Go through the material below and copy all lines with "title".

** Start of SUPPLIED RECORDS **

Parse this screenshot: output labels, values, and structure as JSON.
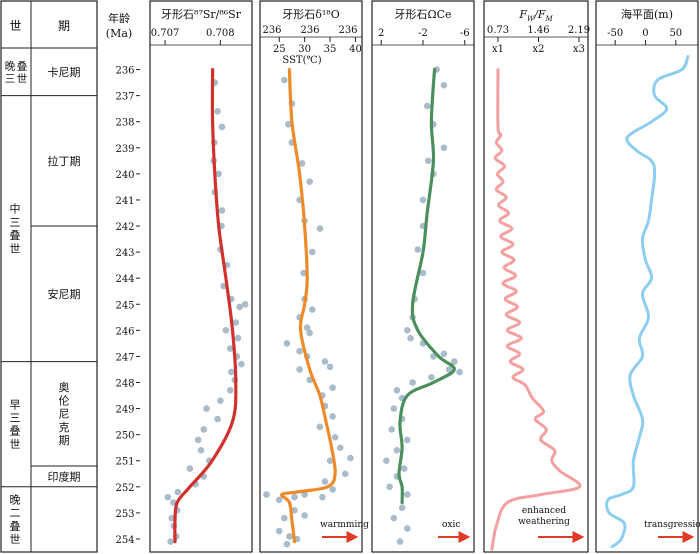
{
  "headers": {
    "epoch": "世",
    "stage": "期",
    "age_line1": "年龄",
    "age_line2": "(Ma)"
  },
  "epochs": [
    {
      "label": "晚三叠世",
      "from": 235.2,
      "to": 237.0
    },
    {
      "label": "中三叠世",
      "from": 237.0,
      "to": 247.2
    },
    {
      "label": "早三叠世",
      "from": 247.2,
      "to": 252.0
    },
    {
      "label": "晚二叠世",
      "from": 252.0,
      "to": 254.6
    }
  ],
  "stages": [
    {
      "label": "卡尼期",
      "from": 235.2,
      "to": 237.0
    },
    {
      "label": "拉丁期",
      "from": 237.0,
      "to": 242.0
    },
    {
      "label": "安尼期",
      "from": 242.0,
      "to": 247.2
    },
    {
      "label": "奥伦尼克期",
      "from": 247.2,
      "to": 251.2
    },
    {
      "label": "印度期",
      "from": 251.2,
      "to": 252.0
    }
  ],
  "ages": [
    236,
    237,
    238,
    239,
    240,
    241,
    242,
    243,
    244,
    245,
    246,
    247,
    248,
    249,
    250,
    251,
    252,
    253,
    254
  ],
  "colors": {
    "points": "#a9bccb",
    "sr": "#d0312d",
    "o": "#ef8a2a",
    "ce": "#4a8f5c",
    "fw": "#f2a0a0",
    "sea": "#8dcdf0",
    "arrow": "#e03a2a"
  },
  "chart_data": [
    {
      "type": "scatter",
      "title": "牙形石⁸⁷Sr/⁸⁶Sr",
      "xlim": [
        0.7068,
        0.7085
      ],
      "x_ticks": [
        "0.707",
        "0.708"
      ],
      "y_label": "年龄(Ma)",
      "trend_color": "sr",
      "points": [
        [
          0.7079,
          236.5
        ],
        [
          0.70795,
          237.6
        ],
        [
          0.70803,
          238.2
        ],
        [
          0.70789,
          238.8
        ],
        [
          0.70788,
          239.5
        ],
        [
          0.70797,
          240.0
        ],
        [
          0.7079,
          240.7
        ],
        [
          0.70803,
          241.4
        ],
        [
          0.70802,
          242.0
        ],
        [
          0.708,
          242.9
        ],
        [
          0.70812,
          243.5
        ],
        [
          0.70806,
          244.3
        ],
        [
          0.7082,
          244.8
        ],
        [
          0.70835,
          245.1
        ],
        [
          0.70845,
          245.0
        ],
        [
          0.70828,
          245.7
        ],
        [
          0.7081,
          246.0
        ],
        [
          0.70832,
          246.3
        ],
        [
          0.70818,
          246.7
        ],
        [
          0.7083,
          247.0
        ],
        [
          0.70838,
          247.3
        ],
        [
          0.7082,
          247.6
        ],
        [
          0.70826,
          247.9
        ],
        [
          0.70818,
          248.3
        ],
        [
          0.708,
          248.7
        ],
        [
          0.70775,
          249.0
        ],
        [
          0.70795,
          249.4
        ],
        [
          0.7077,
          249.8
        ],
        [
          0.7076,
          250.2
        ],
        [
          0.70765,
          250.6
        ],
        [
          0.7078,
          251.0
        ],
        [
          0.70745,
          251.3
        ],
        [
          0.7077,
          251.6
        ],
        [
          0.70755,
          251.9
        ],
        [
          0.70723,
          252.2
        ],
        [
          0.70705,
          252.4
        ],
        [
          0.70715,
          252.6
        ],
        [
          0.70722,
          252.9
        ],
        [
          0.70712,
          253.2
        ],
        [
          0.70716,
          253.5
        ],
        [
          0.7072,
          253.9
        ],
        [
          0.7071,
          254.1
        ]
      ],
      "trend": [
        [
          0.70786,
          236.0
        ],
        [
          0.70786,
          238.0
        ],
        [
          0.7079,
          240.0
        ],
        [
          0.70797,
          242.0
        ],
        [
          0.7081,
          244.0
        ],
        [
          0.70822,
          246.0
        ],
        [
          0.70828,
          248.0
        ],
        [
          0.70822,
          249.5
        ],
        [
          0.70785,
          251.0
        ],
        [
          0.70745,
          252.0
        ],
        [
          0.70722,
          252.6
        ],
        [
          0.70718,
          253.3
        ],
        [
          0.70718,
          254.1
        ]
      ]
    },
    {
      "type": "scatter",
      "title": "牙形石δ¹⁸O",
      "xlim": [
        22.0,
        40.5
      ],
      "x_ticks_top": [
        "236",
        "236",
        "236"
      ],
      "x_ticks_bottom": [
        "25",
        "30",
        "35",
        "40"
      ],
      "x_ticks_bottom_values": [
        25,
        30,
        35,
        40
      ],
      "sst_label": "SST(℃)",
      "annotation": "warmming",
      "trend_color": "o",
      "points": [
        [
          26.0,
          236.4
        ],
        [
          27.5,
          237.3
        ],
        [
          26.8,
          238.1
        ],
        [
          27.5,
          238.8
        ],
        [
          29.5,
          239.6
        ],
        [
          31.0,
          240.3
        ],
        [
          29.0,
          241.0
        ],
        [
          30.0,
          241.8
        ],
        [
          33.0,
          242.1
        ],
        [
          31.5,
          243.0
        ],
        [
          29.8,
          243.8
        ],
        [
          30.0,
          244.8
        ],
        [
          31.5,
          245.2
        ],
        [
          29.0,
          245.5
        ],
        [
          30.5,
          245.9
        ],
        [
          31.0,
          246.1
        ],
        [
          26.5,
          246.5
        ],
        [
          29.0,
          246.8
        ],
        [
          30.5,
          247.0
        ],
        [
          34.0,
          247.2
        ],
        [
          35.0,
          247.4
        ],
        [
          29.0,
          247.5
        ],
        [
          31.0,
          247.9
        ],
        [
          35.5,
          248.2
        ],
        [
          33.5,
          248.5
        ],
        [
          34.0,
          248.9
        ],
        [
          35.5,
          249.3
        ],
        [
          33.0,
          249.7
        ],
        [
          36.0,
          250.1
        ],
        [
          37.0,
          250.5
        ],
        [
          35.0,
          251.0
        ],
        [
          39.0,
          250.9
        ],
        [
          38.0,
          251.5
        ],
        [
          34.0,
          251.8
        ],
        [
          35.5,
          252.1
        ],
        [
          22.5,
          252.3
        ],
        [
          25.0,
          252.5
        ],
        [
          28.0,
          252.4
        ],
        [
          30.0,
          252.3
        ],
        [
          33.5,
          252.4
        ],
        [
          28.0,
          252.9
        ],
        [
          26.0,
          253.2
        ],
        [
          30.0,
          253.1
        ],
        [
          25.0,
          253.7
        ],
        [
          27.0,
          253.9
        ],
        [
          28.5,
          254.0
        ],
        [
          26.5,
          254.2
        ]
      ],
      "trend": [
        [
          27.0,
          236.0
        ],
        [
          27.5,
          238.0
        ],
        [
          29.0,
          240.0
        ],
        [
          30.0,
          242.0
        ],
        [
          30.5,
          244.0
        ],
        [
          30.0,
          245.0
        ],
        [
          29.2,
          246.0
        ],
        [
          31.0,
          247.5
        ],
        [
          33.0,
          248.5
        ],
        [
          34.2,
          249.5
        ],
        [
          35.3,
          250.5
        ],
        [
          36.0,
          251.5
        ],
        [
          34.5,
          252.0
        ],
        [
          28.5,
          252.2
        ],
        [
          25.5,
          252.3
        ],
        [
          27.0,
          252.6
        ],
        [
          27.5,
          253.3
        ],
        [
          28.0,
          254.1
        ]
      ]
    },
    {
      "type": "scatter",
      "title": "牙形石ΩCe",
      "xlim": [
        2.5,
        -6.5
      ],
      "x_ticks": [
        "2",
        "-2",
        "-6"
      ],
      "x_ticks_values": [
        2,
        -2,
        -6
      ],
      "annotation": "oxic",
      "trend_color": "ce",
      "points": [
        [
          -3.3,
          236.0
        ],
        [
          -4.0,
          236.6
        ],
        [
          -2.4,
          237.4
        ],
        [
          -3.0,
          238.1
        ],
        [
          -4.0,
          239.0
        ],
        [
          -2.5,
          239.5
        ],
        [
          -3.0,
          240.0
        ],
        [
          -2.0,
          241.0
        ],
        [
          -2.0,
          242.0
        ],
        [
          -1.5,
          242.9
        ],
        [
          -2.0,
          243.8
        ],
        [
          -1.2,
          244.8
        ],
        [
          -1.0,
          245.5
        ],
        [
          -0.5,
          246.0
        ],
        [
          -0.8,
          246.3
        ],
        [
          -2.0,
          246.5
        ],
        [
          -3.0,
          247.0
        ],
        [
          -4.0,
          246.9
        ],
        [
          -5.0,
          247.2
        ],
        [
          -5.5,
          247.6
        ],
        [
          -4.5,
          247.5
        ],
        [
          -2.8,
          247.8
        ],
        [
          -1.0,
          248.0
        ],
        [
          0.5,
          248.3
        ],
        [
          0.0,
          248.6
        ],
        [
          0.8,
          249.0
        ],
        [
          0.0,
          249.4
        ],
        [
          1.0,
          249.8
        ],
        [
          -0.5,
          250.2
        ],
        [
          0.5,
          250.6
        ],
        [
          1.5,
          251.0
        ],
        [
          -0.2,
          251.3
        ],
        [
          0.5,
          251.6
        ],
        [
          1.2,
          252.0
        ],
        [
          -0.5,
          252.3
        ],
        [
          0.0,
          252.8
        ],
        [
          0.8,
          253.2
        ],
        [
          -0.5,
          253.6
        ],
        [
          0.2,
          254.1
        ]
      ],
      "trend": [
        [
          -3.1,
          236.0
        ],
        [
          -2.8,
          238.0
        ],
        [
          -3.0,
          239.5
        ],
        [
          -2.4,
          241.5
        ],
        [
          -2.0,
          243.0
        ],
        [
          -1.0,
          245.0
        ],
        [
          -1.5,
          246.0
        ],
        [
          -3.5,
          247.0
        ],
        [
          -5.0,
          247.5
        ],
        [
          -3.0,
          248.0
        ],
        [
          -0.5,
          248.5
        ],
        [
          0.2,
          249.5
        ],
        [
          0.0,
          250.5
        ],
        [
          0.3,
          251.5
        ],
        [
          0.0,
          252.0
        ],
        [
          0.0,
          252.6
        ]
      ]
    },
    {
      "type": "line",
      "title": "FW/FM",
      "xlim": [
        0.55,
        2.28
      ],
      "x_ticks_top": [
        "0.73",
        "1.46",
        "2.19"
      ],
      "x_ticks_bottom": [
        "x1",
        "x2",
        "x3"
      ],
      "x_ticks_values": [
        0.73,
        1.46,
        2.19
      ],
      "annotation_line1": "enhanced",
      "annotation_line2": "weathering",
      "line_color": "fw",
      "points": [
        [
          0.73,
          236.0
        ],
        [
          0.73,
          238.2
        ],
        [
          0.78,
          238.5
        ],
        [
          0.7,
          238.8
        ],
        [
          0.8,
          239.1
        ],
        [
          0.68,
          239.4
        ],
        [
          0.85,
          239.7
        ],
        [
          0.72,
          240.0
        ],
        [
          0.82,
          240.3
        ],
        [
          0.7,
          240.6
        ],
        [
          0.88,
          240.9
        ],
        [
          0.74,
          241.2
        ],
        [
          0.92,
          241.5
        ],
        [
          0.76,
          241.8
        ],
        [
          0.98,
          242.1
        ],
        [
          0.78,
          242.4
        ],
        [
          1.0,
          242.7
        ],
        [
          0.8,
          243.0
        ],
        [
          1.02,
          243.3
        ],
        [
          0.84,
          243.6
        ],
        [
          1.05,
          243.9
        ],
        [
          0.82,
          244.2
        ],
        [
          1.06,
          244.5
        ],
        [
          0.86,
          244.8
        ],
        [
          1.08,
          245.1
        ],
        [
          0.88,
          245.4
        ],
        [
          1.12,
          245.7
        ],
        [
          0.9,
          246.0
        ],
        [
          1.15,
          246.3
        ],
        [
          0.9,
          246.6
        ],
        [
          1.12,
          246.9
        ],
        [
          0.95,
          247.2
        ],
        [
          1.18,
          247.5
        ],
        [
          1.0,
          247.8
        ],
        [
          1.22,
          248.1
        ],
        [
          1.35,
          248.6
        ],
        [
          1.55,
          249.1
        ],
        [
          1.4,
          249.4
        ],
        [
          1.6,
          249.8
        ],
        [
          1.5,
          250.2
        ],
        [
          1.75,
          250.6
        ],
        [
          1.7,
          251.0
        ],
        [
          1.85,
          251.4
        ],
        [
          2.2,
          252.0
        ],
        [
          1.5,
          252.3
        ],
        [
          0.9,
          252.6
        ],
        [
          0.7,
          253.5
        ],
        [
          0.65,
          254.0
        ],
        [
          0.62,
          254.4
        ]
      ]
    },
    {
      "type": "line",
      "title": "海平面(m)",
      "xlim": [
        -75,
        80
      ],
      "x_ticks": [
        "-50",
        "0",
        "50"
      ],
      "x_ticks_values": [
        -50,
        0,
        50
      ],
      "annotation": "transgression",
      "line_color": "sea",
      "points": [
        [
          70,
          235.5
        ],
        [
          60,
          236.0
        ],
        [
          20,
          236.4
        ],
        [
          15,
          237.0
        ],
        [
          35,
          237.5
        ],
        [
          10,
          238.0
        ],
        [
          -30,
          238.6
        ],
        [
          -15,
          239.1
        ],
        [
          10,
          239.5
        ],
        [
          15,
          240.0
        ],
        [
          10,
          241.0
        ],
        [
          5,
          241.8
        ],
        [
          -5,
          242.5
        ],
        [
          0,
          243.3
        ],
        [
          10,
          244.0
        ],
        [
          -5,
          244.6
        ],
        [
          5,
          245.5
        ],
        [
          -10,
          246.3
        ],
        [
          -5,
          247.0
        ],
        [
          -25,
          247.7
        ],
        [
          -20,
          248.5
        ],
        [
          -5,
          249.4
        ],
        [
          -10,
          250.1
        ],
        [
          -20,
          251.0
        ],
        [
          -20,
          252.0
        ],
        [
          -40,
          252.3
        ],
        [
          -62,
          252.5
        ],
        [
          -60,
          253.0
        ],
        [
          -35,
          253.4
        ],
        [
          -40,
          254.0
        ],
        [
          -55,
          254.3
        ]
      ]
    }
  ]
}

** End of SUPPLIED RECORDS **

RESULT OF THIS TASK:
      "title": "牙形石⁸⁷Sr/⁸⁶Sr",
      "title": "牙形石δ¹⁸O",
      "title": "牙形石ΩCe",
      "title": "FW/FM",
      "title": "海平面(m)",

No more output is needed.